### Your task
Look through the material below and count the lines with the string "interested". Report only the count.

□ □ □ □ □ □ □

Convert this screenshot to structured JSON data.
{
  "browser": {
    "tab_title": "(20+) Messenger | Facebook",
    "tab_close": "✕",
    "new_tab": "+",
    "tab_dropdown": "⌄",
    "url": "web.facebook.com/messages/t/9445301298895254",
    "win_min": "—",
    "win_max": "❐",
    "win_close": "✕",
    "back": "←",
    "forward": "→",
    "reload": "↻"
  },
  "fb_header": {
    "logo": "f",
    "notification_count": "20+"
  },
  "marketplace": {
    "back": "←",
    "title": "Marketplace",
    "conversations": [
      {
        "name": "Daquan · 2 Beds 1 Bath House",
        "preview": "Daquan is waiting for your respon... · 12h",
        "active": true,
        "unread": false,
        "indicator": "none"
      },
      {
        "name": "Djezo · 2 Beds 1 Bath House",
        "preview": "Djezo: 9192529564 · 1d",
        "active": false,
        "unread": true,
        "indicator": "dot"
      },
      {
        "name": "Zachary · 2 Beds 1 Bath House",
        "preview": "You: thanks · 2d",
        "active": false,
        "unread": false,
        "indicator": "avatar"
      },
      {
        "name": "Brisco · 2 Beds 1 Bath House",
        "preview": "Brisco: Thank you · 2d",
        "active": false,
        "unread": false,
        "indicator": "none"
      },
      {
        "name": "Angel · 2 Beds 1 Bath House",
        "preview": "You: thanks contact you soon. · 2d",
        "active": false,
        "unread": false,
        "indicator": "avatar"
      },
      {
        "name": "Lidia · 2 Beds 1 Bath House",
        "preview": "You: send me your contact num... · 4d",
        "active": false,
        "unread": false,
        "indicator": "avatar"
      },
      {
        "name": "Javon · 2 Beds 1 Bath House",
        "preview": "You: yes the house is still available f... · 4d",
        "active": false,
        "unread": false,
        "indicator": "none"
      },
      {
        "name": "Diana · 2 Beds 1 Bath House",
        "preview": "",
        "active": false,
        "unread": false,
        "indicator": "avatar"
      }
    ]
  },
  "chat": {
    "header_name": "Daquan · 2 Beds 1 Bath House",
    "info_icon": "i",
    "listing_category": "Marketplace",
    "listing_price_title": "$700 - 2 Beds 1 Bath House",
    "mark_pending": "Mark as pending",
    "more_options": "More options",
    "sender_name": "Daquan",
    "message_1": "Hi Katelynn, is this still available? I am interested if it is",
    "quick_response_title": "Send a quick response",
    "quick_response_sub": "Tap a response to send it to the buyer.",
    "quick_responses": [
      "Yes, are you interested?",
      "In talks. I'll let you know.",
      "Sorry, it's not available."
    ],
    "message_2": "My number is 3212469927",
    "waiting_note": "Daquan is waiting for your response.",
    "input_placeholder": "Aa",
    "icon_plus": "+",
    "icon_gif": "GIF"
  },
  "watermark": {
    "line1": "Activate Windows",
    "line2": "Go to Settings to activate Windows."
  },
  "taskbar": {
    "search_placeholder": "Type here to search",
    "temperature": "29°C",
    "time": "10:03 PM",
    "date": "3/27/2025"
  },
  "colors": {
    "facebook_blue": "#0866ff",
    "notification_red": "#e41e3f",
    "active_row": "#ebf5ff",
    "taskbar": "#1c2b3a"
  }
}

□ □ □ □ □ □ □

### Expected answer
2